- _What the task requires_
Leave out the pictures and copy every record exactly.
>> start
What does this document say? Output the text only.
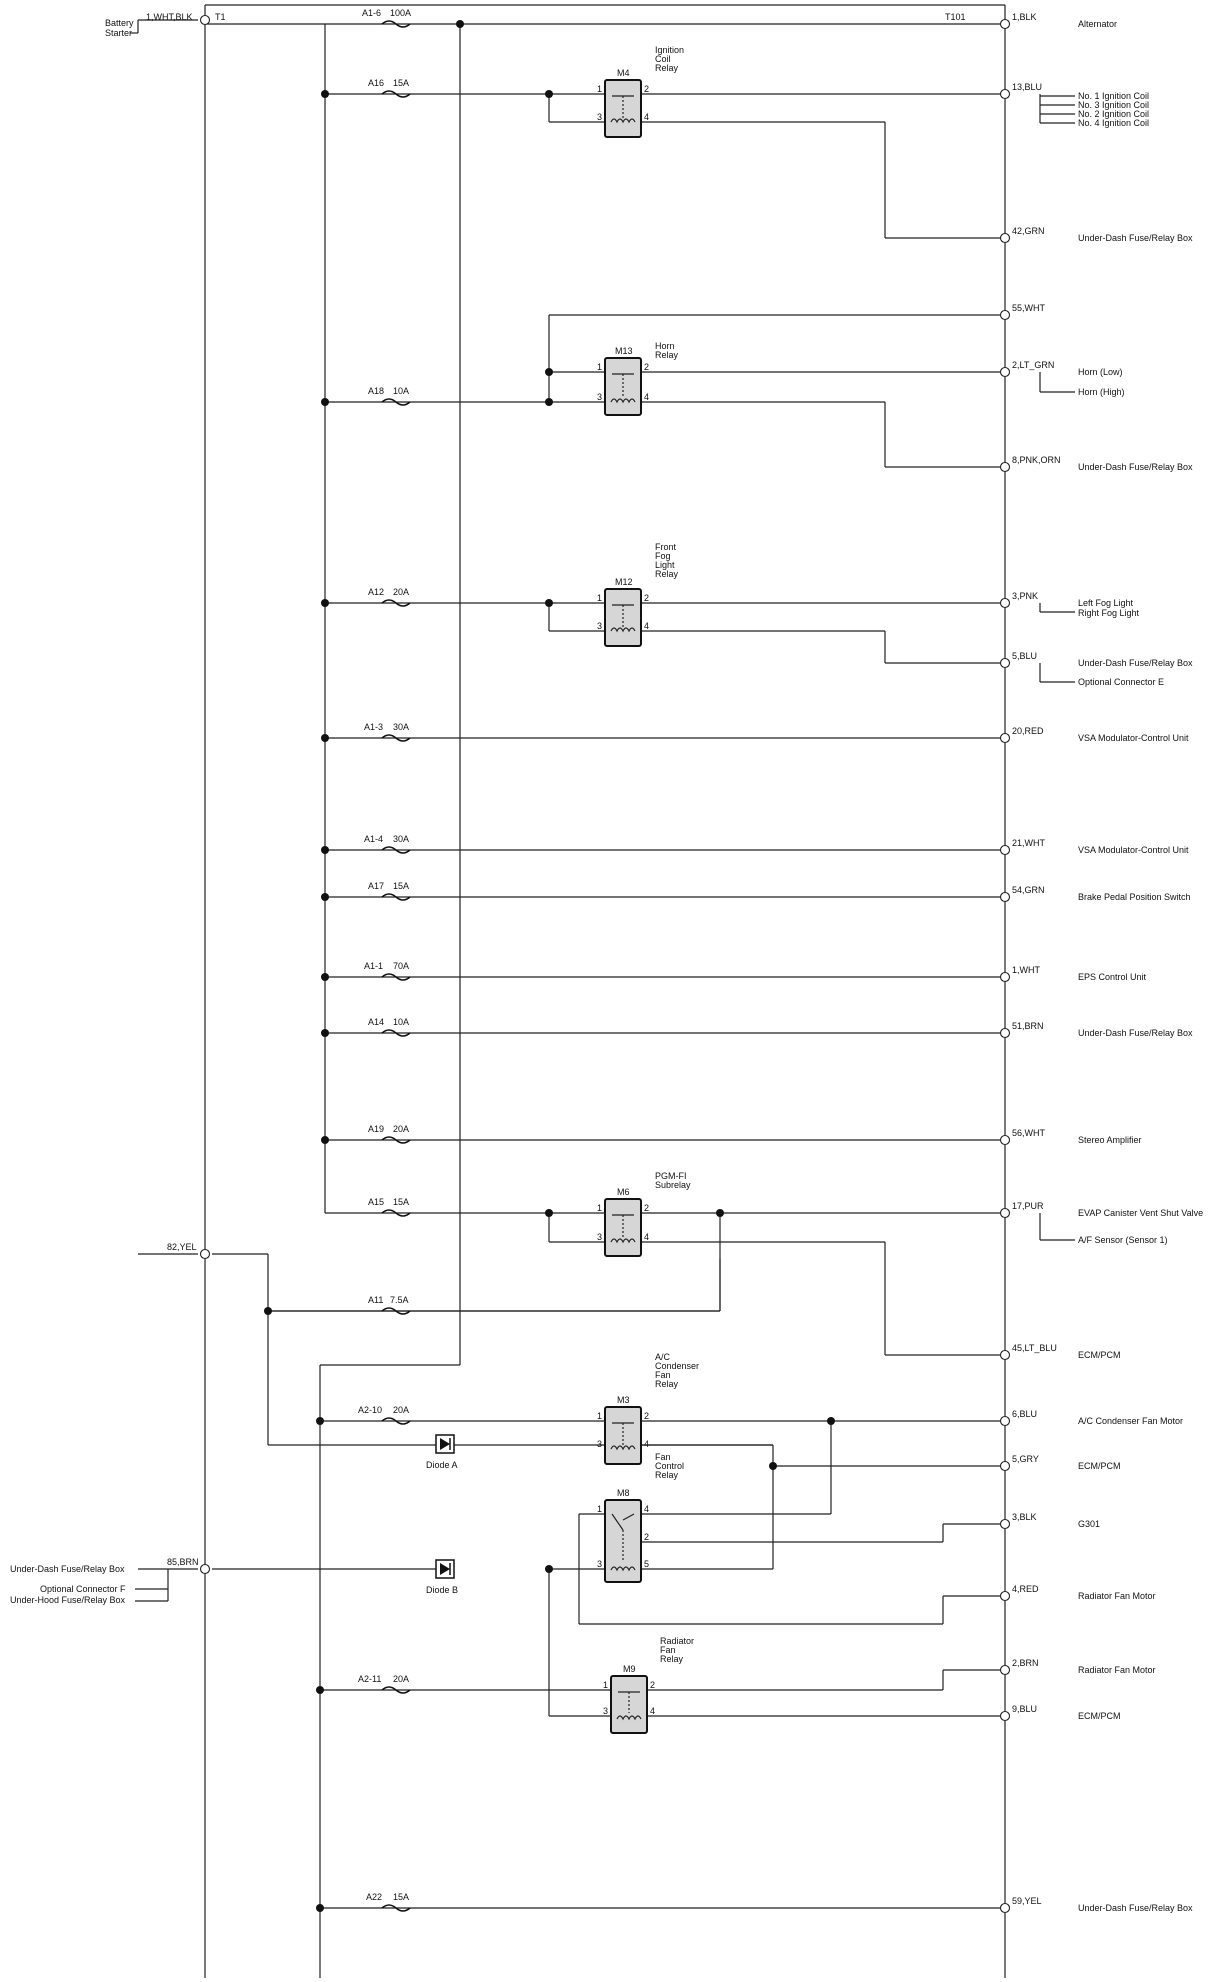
1,WHT,BLK T1	T101
Battery
Starter
82,YEL
85,BRN
Under-Dash Fuse/Relay Box
Optional Connector F
Under-Hood Fuse/Relay Box
A1-6 100A
A16 15A
A18 10A
A12 20A
A1-3 30A
A1-4 30A
A17 15A
A1-1 70A
A14 10A
A19 20A
A15 15A
A11 7.5A
A2-10 20A
A2-11 20A
A22 15A
M4
Ignition
Coil
Relay
1	2
3	4
M13 Horn
Relay
1	2
3	4
M12
Front
Fog
Light
Relay
1	2
3	4
M6
PGM-FI
Subrelay
1	2
3	4
M3
A/C
Condenser
Fan
Relay
1	2
3	4
M8
Fan
Control
Relay
1	4
2
3	5
M9
Radiator
Fan
Relay
1	2
3	4
Diode A
Diode B
1,BLK
13,BLU
42,GRN
55,WHT
2,LT_GRN
8,PNK,ORN
3,PNK
5,BLU
20,RED
21,WHT
54,GRN
1,WHT
51,BRN
56,WHT
17,PUR
45,LT_BLU
6,BLU
5,GRY
3,BLK
4,RED
2,BRN
9,BLU
59,YEL
Alternator
No. 1 Ignition Coil
No. 3 Ignition Coil
No. 2 Ignition Coil
No. 4 Ignition Coil
Under-Dash Fuse/Relay Box
Horn (Low)
Horn (High)
Under-Dash Fuse/Relay Box
Left Fog Light
Right Fog Light
Under-Dash Fuse/Relay Box
Optional Connector E
VSA Modulator-Control Unit
VSA Modulator-Control Unit
Brake Pedal Position Switch
EPS Control Unit
Under-Dash Fuse/Relay Box
Stereo Amplifier
EVAP Canister Vent Shut Valve
A/F Sensor (Sensor 1)
ECM/PCM
A/C Condenser Fan Motor
ECM/PCM
G301
Radiator Fan Motor
Radiator Fan Motor
ECM/PCM
Under-Dash Fuse/Relay Box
>> end
- _Task answer_
What does this document say? Output the text only.
1,WHT,BLK T1	T101
Battery
Starter
82,YEL
85,BRN
Under-Dash Fuse/Relay Box
Optional Connector F
Under-Hood Fuse/Relay Box
A1-6 100A
A16 15A
A18 10A
A12 20A
A1-3 30A
A1-4 30A
A17 15A
A1-1 70A
A14 10A
A19 20A
A15 15A
A11 7.5A
A2-10 20A
A2-11 20A
A22 15A
M4
Ignition
Coil
Relay
1	2
3	4
M13 Horn
Relay
1	2
3	4
M12
Front
Fog
Light
Relay
1	2
3	4
M6
PGM-FI
Subrelay
1	2
3	4
M3
A/C
Condenser
Fan
Relay
1	2
3	4
M8
Fan
Control
Relay
1	4
2
3	5
M9
Radiator
Fan
Relay
1	2
3	4
Diode A
Diode B
1,BLK
13,BLU
42,GRN
55,WHT
2,LT_GRN
8,PNK,ORN
3,PNK
5,BLU
20,RED
21,WHT
54,GRN
1,WHT
51,BRN
56,WHT
17,PUR
45,LT_BLU
6,BLU
5,GRY
3,BLK
4,RED
2,BRN
9,BLU
59,YEL
Alternator
No. 1 Ignition Coil
No. 3 Ignition Coil
No. 2 Ignition Coil
No. 4 Ignition Coil
Under-Dash Fuse/Relay Box
Horn (Low)
Horn (High)
Under-Dash Fuse/Relay Box
Left Fog Light
Right Fog Light
Under-Dash Fuse/Relay Box
Optional Connector E
VSA Modulator-Control Unit
VSA Modulator-Control Unit
Brake Pedal Position Switch
EPS Control Unit
Under-Dash Fuse/Relay Box
Stereo Amplifier
EVAP Canister Vent Shut Valve
A/F Sensor (Sensor 1)
ECM/PCM
A/C Condenser Fan Motor
ECM/PCM
G301
Radiator Fan Motor
Radiator Fan Motor
ECM/PCM
Under-Dash Fuse/Relay Box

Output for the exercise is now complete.